[START OF EXCERPTED RECORDS]

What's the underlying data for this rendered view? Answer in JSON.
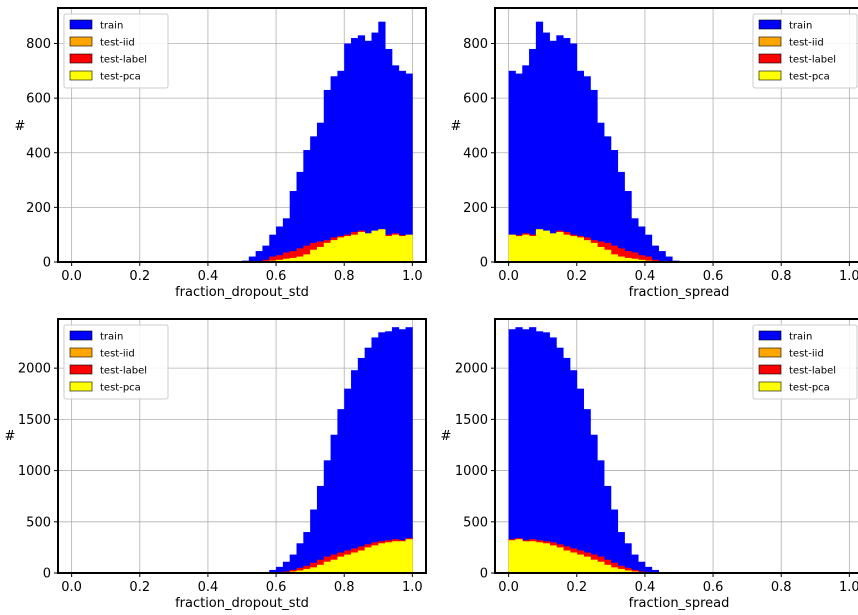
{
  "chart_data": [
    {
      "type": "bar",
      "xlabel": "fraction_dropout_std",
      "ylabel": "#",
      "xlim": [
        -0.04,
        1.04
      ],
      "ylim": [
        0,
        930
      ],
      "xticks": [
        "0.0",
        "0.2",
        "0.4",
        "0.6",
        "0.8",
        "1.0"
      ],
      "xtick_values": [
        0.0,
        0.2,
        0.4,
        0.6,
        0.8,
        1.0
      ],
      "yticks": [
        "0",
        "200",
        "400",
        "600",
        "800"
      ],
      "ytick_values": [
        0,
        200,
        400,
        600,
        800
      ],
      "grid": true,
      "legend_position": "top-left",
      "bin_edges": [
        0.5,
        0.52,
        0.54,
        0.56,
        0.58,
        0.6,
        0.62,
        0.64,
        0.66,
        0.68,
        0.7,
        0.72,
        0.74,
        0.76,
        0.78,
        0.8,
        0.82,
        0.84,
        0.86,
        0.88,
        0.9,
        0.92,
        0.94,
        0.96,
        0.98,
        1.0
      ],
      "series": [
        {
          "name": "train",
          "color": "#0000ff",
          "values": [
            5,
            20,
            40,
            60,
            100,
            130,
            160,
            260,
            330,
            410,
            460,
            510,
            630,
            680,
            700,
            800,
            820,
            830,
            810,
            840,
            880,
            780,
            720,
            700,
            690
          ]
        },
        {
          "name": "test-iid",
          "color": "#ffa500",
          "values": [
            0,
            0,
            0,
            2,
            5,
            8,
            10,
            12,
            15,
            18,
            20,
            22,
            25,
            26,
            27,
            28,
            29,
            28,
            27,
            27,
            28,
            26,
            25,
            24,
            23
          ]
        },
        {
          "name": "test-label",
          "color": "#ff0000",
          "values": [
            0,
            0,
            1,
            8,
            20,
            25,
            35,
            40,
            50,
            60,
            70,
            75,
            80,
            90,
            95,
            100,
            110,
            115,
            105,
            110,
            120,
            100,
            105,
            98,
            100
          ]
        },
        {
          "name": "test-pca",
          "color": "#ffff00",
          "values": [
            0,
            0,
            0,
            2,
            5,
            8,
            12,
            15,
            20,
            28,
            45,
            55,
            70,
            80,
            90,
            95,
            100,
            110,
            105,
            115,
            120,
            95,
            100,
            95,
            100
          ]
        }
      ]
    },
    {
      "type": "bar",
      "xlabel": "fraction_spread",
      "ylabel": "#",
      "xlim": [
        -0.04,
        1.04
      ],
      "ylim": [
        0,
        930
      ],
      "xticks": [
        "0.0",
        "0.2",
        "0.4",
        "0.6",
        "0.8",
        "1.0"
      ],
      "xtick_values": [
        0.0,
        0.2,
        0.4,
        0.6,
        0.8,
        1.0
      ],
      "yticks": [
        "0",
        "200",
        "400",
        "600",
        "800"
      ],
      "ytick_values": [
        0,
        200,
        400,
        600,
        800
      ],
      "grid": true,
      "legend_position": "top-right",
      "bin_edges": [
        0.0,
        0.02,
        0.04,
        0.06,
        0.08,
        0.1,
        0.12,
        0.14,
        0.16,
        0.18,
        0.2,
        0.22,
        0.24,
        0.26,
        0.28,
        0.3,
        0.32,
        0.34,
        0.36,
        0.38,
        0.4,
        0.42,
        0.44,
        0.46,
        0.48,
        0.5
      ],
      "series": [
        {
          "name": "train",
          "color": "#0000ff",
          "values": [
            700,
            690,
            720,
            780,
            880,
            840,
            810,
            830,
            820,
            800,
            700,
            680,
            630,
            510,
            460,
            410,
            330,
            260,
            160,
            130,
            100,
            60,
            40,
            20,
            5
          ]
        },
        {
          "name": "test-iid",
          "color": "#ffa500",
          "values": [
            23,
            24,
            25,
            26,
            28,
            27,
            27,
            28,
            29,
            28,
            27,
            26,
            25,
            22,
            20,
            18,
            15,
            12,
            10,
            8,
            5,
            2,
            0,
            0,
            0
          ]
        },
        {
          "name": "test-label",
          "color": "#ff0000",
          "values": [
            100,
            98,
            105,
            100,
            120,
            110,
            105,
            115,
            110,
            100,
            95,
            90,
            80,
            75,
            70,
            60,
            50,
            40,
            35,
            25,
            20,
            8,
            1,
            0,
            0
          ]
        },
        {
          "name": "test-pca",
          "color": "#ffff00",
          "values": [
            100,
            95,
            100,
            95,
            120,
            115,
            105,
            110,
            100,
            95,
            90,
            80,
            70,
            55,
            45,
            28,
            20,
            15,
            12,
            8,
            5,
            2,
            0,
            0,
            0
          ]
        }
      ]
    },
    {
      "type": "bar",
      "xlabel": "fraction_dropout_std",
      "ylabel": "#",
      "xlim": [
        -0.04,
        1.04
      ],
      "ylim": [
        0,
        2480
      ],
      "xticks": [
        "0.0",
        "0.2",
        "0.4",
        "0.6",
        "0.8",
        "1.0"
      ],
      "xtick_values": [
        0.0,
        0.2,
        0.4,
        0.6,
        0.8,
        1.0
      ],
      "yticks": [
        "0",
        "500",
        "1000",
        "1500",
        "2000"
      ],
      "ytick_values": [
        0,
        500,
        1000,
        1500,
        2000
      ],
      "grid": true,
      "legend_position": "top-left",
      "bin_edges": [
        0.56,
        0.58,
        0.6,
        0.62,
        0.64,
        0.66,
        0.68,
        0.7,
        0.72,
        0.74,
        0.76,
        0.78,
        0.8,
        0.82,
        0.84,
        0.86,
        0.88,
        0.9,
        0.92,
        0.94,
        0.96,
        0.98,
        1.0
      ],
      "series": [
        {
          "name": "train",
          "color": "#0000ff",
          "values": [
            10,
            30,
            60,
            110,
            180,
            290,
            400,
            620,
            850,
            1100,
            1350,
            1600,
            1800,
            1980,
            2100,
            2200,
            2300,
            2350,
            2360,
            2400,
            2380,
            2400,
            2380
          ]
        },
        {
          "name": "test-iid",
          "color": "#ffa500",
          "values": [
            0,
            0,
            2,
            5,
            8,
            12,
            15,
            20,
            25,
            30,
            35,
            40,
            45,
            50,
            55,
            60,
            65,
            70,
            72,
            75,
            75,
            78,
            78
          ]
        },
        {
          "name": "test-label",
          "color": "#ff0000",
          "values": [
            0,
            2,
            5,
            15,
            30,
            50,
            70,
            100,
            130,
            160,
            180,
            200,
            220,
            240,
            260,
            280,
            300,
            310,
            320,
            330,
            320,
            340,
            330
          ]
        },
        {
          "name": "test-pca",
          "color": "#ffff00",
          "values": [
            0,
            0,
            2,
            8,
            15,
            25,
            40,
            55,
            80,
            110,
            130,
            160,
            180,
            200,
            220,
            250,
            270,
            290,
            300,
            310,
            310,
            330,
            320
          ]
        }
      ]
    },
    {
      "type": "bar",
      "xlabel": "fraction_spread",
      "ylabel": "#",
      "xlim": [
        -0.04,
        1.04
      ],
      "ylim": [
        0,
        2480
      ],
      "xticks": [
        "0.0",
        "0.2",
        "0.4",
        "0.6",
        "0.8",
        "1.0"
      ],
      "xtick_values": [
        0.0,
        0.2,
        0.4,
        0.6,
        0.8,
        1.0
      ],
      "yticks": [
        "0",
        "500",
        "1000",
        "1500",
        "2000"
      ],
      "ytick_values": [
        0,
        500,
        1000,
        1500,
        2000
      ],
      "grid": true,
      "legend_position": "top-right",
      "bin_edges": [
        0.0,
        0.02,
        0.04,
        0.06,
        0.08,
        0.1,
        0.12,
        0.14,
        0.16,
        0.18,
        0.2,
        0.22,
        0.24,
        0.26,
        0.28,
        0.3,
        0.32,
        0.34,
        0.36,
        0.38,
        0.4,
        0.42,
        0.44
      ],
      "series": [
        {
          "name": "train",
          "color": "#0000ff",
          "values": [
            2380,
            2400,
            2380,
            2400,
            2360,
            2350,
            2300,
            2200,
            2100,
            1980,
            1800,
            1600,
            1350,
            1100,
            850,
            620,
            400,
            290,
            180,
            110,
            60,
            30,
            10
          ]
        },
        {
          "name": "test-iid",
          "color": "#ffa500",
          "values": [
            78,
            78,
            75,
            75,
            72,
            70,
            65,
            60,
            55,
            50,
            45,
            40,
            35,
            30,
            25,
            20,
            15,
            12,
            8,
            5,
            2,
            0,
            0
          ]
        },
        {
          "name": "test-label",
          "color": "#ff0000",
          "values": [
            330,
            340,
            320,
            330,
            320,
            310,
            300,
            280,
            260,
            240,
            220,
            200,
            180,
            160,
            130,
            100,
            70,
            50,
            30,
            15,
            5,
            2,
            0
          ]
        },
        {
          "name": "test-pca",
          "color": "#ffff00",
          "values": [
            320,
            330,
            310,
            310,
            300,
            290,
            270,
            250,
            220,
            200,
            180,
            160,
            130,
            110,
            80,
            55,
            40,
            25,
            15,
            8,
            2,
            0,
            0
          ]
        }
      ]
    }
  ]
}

[END OF EXCERPTED RECORDS]
[START OF EXCERPTED RECORDS]

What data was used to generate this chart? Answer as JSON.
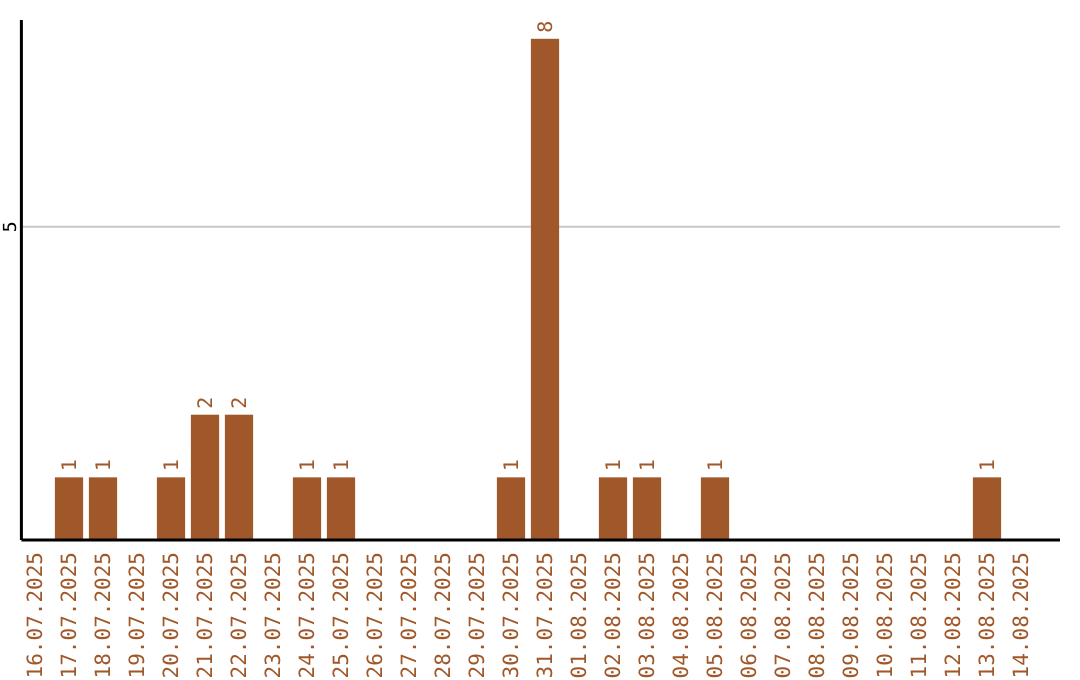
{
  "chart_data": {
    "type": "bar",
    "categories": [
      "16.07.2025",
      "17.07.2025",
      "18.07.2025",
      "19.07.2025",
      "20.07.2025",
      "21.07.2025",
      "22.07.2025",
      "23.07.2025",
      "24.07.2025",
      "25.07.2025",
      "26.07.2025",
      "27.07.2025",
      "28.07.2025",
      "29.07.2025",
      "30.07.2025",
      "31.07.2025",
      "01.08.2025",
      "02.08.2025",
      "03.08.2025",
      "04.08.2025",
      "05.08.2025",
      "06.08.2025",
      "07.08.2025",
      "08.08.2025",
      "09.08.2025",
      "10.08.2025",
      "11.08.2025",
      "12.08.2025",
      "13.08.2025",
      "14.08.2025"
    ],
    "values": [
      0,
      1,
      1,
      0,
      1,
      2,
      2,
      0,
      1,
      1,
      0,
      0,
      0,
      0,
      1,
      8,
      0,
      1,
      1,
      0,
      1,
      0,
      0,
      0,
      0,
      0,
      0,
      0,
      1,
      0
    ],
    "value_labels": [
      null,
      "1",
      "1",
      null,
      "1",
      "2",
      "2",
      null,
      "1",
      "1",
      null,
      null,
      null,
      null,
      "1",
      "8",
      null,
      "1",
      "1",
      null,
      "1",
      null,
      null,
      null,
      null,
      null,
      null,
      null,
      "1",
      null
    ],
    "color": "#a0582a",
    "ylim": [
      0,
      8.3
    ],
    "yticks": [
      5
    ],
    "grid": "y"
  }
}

[END OF EXCERPTED RECORDS]

### DIRECTION
Looking at the records above, say how many lines hold the string "What". Write nothing but the number.

### ANSWER TO THIS PROBLEM
2